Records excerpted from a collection
※ ※ ※

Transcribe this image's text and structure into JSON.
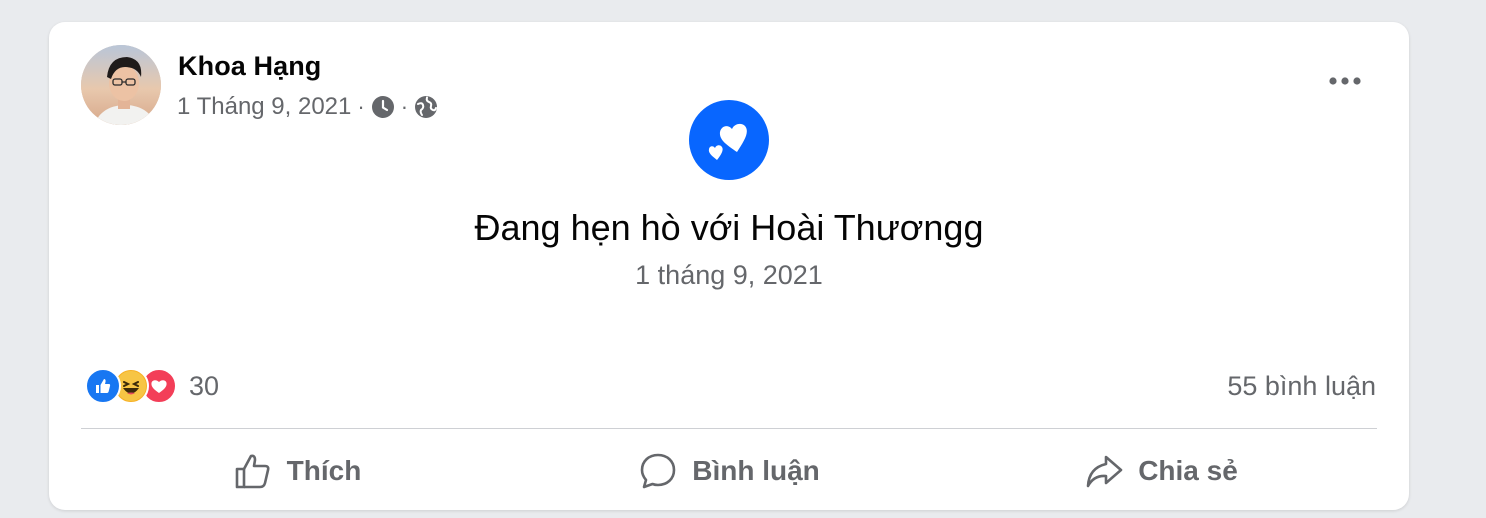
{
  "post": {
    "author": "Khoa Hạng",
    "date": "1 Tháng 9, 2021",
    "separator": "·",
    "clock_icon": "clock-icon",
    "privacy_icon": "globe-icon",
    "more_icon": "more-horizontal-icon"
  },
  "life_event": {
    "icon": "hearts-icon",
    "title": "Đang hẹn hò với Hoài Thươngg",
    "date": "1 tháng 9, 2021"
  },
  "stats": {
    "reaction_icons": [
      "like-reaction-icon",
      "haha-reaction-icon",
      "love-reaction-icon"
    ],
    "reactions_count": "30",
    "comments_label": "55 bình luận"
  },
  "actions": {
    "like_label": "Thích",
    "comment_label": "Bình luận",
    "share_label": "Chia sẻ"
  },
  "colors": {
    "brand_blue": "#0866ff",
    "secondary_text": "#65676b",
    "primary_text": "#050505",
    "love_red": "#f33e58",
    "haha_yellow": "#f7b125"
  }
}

※ ※ ※

◆ **GOAL**: What is the number of lines that hold the string "date"? Give it alone.

◆ **RESULT FOR THIS EXERCISE**: 2